_What you are asked to do_: Each entry must be reproduced precisely as it stands.

_Records shown_:

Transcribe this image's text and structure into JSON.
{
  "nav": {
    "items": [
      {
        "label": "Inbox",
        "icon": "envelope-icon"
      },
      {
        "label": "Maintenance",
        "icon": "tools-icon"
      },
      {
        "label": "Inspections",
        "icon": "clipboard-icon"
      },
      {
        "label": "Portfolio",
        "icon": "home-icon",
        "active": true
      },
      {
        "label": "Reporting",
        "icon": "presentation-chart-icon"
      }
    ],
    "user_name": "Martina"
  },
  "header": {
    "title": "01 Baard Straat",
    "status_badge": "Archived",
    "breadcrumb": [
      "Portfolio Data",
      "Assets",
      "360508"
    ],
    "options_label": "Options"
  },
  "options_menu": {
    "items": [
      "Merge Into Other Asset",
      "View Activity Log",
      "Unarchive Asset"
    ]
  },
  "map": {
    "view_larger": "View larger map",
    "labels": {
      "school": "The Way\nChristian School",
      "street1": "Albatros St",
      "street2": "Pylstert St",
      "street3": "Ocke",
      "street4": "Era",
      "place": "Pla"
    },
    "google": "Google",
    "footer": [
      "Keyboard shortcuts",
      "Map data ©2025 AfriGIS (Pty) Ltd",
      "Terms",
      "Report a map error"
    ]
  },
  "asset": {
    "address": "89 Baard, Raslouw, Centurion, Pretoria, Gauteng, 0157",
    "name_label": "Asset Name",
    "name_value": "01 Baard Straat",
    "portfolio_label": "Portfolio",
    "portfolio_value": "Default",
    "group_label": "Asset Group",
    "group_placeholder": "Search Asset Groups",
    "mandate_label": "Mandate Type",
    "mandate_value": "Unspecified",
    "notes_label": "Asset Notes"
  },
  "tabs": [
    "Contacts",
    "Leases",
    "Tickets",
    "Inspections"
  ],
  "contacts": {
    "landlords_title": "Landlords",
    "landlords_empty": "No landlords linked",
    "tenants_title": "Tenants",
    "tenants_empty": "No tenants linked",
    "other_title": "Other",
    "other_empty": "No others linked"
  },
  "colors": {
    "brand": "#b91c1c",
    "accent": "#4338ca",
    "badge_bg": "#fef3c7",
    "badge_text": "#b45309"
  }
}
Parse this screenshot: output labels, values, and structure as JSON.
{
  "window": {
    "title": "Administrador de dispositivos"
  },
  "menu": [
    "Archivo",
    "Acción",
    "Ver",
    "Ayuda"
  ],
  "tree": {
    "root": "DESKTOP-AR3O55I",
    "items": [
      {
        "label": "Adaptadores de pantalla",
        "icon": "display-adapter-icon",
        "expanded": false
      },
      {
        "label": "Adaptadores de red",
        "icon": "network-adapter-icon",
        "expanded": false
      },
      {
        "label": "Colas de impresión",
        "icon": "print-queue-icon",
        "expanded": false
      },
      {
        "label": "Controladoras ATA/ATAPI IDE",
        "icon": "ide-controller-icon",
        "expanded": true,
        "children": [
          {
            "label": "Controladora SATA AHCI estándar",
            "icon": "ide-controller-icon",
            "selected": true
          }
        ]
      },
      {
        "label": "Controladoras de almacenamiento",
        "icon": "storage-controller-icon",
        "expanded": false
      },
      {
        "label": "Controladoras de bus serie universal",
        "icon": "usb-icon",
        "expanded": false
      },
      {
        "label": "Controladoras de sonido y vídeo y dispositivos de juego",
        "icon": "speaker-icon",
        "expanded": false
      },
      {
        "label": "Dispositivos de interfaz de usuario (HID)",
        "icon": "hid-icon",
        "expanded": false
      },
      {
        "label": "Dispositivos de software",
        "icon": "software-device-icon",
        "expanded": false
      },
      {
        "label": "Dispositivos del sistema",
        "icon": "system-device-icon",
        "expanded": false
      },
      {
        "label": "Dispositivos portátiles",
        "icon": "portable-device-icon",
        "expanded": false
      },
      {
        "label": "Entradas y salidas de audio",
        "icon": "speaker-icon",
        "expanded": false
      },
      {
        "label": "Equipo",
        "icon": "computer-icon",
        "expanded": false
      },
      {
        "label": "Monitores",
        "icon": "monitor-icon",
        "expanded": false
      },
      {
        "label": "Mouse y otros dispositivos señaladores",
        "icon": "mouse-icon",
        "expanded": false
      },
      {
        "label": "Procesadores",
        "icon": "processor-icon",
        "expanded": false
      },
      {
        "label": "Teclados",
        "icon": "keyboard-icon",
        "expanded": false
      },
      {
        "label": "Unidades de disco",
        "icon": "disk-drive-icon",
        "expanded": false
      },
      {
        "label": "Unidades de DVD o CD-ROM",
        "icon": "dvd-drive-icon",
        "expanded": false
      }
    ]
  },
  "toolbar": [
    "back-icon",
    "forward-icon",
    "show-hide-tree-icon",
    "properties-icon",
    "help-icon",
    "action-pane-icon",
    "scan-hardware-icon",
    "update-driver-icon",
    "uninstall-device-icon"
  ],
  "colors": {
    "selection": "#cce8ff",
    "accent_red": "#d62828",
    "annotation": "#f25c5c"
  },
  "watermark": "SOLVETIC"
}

_Task answer_:
Transcribe this image's text and structure into JSON.
{
  "nav": {
    "items": [
      {
        "label": "Inbox",
        "icon": "envelope-icon"
      },
      {
        "label": "Maintenance",
        "icon": "tools-icon"
      },
      {
        "label": "Inspections",
        "icon": "clipboard-icon"
      },
      {
        "label": "Portfolio",
        "icon": "home-icon",
        "active": true
      },
      {
        "label": "Reporting",
        "icon": "presentation-chart-icon"
      }
    ],
    "user_name": "Martina"
  },
  "header": {
    "title": "01 Baard Straat",
    "status_badge": "Archived",
    "breadcrumb": [
      "Portfolio Data",
      "Assets",
      "360508"
    ],
    "options_label": "Options"
  },
  "options_menu": {
    "items": [
      "Merge Into Other Asset",
      "View Activity Log",
      "Unarchive Asset"
    ]
  },
  "map": {
    "view_larger": "View larger map",
    "labels": {
      "school": "The Way\nChristian School",
      "street1": "Albatros St",
      "street2": "Pylstert St",
      "street3": "Ocke",
      "street4": "Era",
      "place": "Pla"
    },
    "google": "Google",
    "footer": [
      "Keyboard shortcuts",
      "Map data ©2025 AfriGIS (Pty) Ltd",
      "Terms",
      "Report a map error"
    ]
  },
  "asset": {
    "address": "89 Baard, Raslouw, Centurion, Pretoria, Gauteng, 0157",
    "name_label": "Asset Name",
    "name_value": "01 Baard Straat",
    "portfolio_label": "Portfolio",
    "portfolio_value": "Default",
    "group_label": "Asset Group",
    "group_placeholder": "Search Asset Groups",
    "mandate_label": "Mandate Type",
    "mandate_value": "Unspecified",
    "notes_label": "Asset Notes"
  },
  "tabs": [
    "Contacts",
    "Leases",
    "Tickets",
    "Inspections"
  ],
  "contacts": {
    "landlords_title": "Landlords",
    "landlords_empty": "No landlords linked",
    "tenants_title": "Tenants",
    "tenants_empty": "No tenants linked",
    "other_title": "Other",
    "other_empty": "No others linked"
  },
  "colors": {
    "brand": "#b91c1c",
    "accent": "#4338ca",
    "badge_bg": "#fef3c7",
    "badge_text": "#b45309"
  }
}
Parse this screenshot: output labels, values, and structure as JSON.
{
  "window": {
    "title": "Administrador de dispositivos"
  },
  "menu": [
    "Archivo",
    "Acción",
    "Ver",
    "Ayuda"
  ],
  "tree": {
    "root": "DESKTOP-AR3O55I",
    "items": [
      {
        "label": "Adaptadores de pantalla",
        "icon": "display-adapter-icon",
        "expanded": false
      },
      {
        "label": "Adaptadores de red",
        "icon": "network-adapter-icon",
        "expanded": false
      },
      {
        "label": "Colas de impresión",
        "icon": "print-queue-icon",
        "expanded": false
      },
      {
        "label": "Controladoras ATA/ATAPI IDE",
        "icon": "ide-controller-icon",
        "expanded": true,
        "children": [
          {
            "label": "Controladora SATA AHCI estándar",
            "icon": "ide-controller-icon",
            "selected": true
          }
        ]
      },
      {
        "label": "Controladoras de almacenamiento",
        "icon": "storage-controller-icon",
        "expanded": false
      },
      {
        "label": "Controladoras de bus serie universal",
        "icon": "usb-icon",
        "expanded": false
      },
      {
        "label": "Controladoras de sonido y vídeo y dispositivos de juego",
        "icon": "speaker-icon",
        "expanded": false
      },
      {
        "label": "Dispositivos de interfaz de usuario (HID)",
        "icon": "hid-icon",
        "expanded": false
      },
      {
        "label": "Dispositivos de software",
        "icon": "software-device-icon",
        "expanded": false
      },
      {
        "label": "Dispositivos del sistema",
        "icon": "system-device-icon",
        "expanded": false
      },
      {
        "label": "Dispositivos portátiles",
        "icon": "portable-device-icon",
        "expanded": false
      },
      {
        "label": "Entradas y salidas de audio",
        "icon": "speaker-icon",
        "expanded": false
      },
      {
        "label": "Equipo",
        "icon": "computer-icon",
        "expanded": false
      },
      {
        "label": "Monitores",
        "icon": "monitor-icon",
        "expanded": false
      },
      {
        "label": "Mouse y otros dispositivos señaladores",
        "icon": "mouse-icon",
        "expanded": false
      },
      {
        "label": "Procesadores",
        "icon": "processor-icon",
        "expanded": false
      },
      {
        "label": "Teclados",
        "icon": "keyboard-icon",
        "expanded": false
      },
      {
        "label": "Unidades de disco",
        "icon": "disk-drive-icon",
        "expanded": false
      },
      {
        "label": "Unidades de DVD o CD-ROM",
        "icon": "dvd-drive-icon",
        "expanded": false
      }
    ]
  },
  "toolbar": [
    "back-icon",
    "forward-icon",
    "show-hide-tree-icon",
    "properties-icon",
    "help-icon",
    "action-pane-icon",
    "scan-hardware-icon",
    "update-driver-icon",
    "uninstall-device-icon"
  ],
  "colors": {
    "selection": "#cce8ff",
    "accent_red": "#d62828",
    "annotation": "#f25c5c"
  },
  "watermark": "SOLVETIC"
}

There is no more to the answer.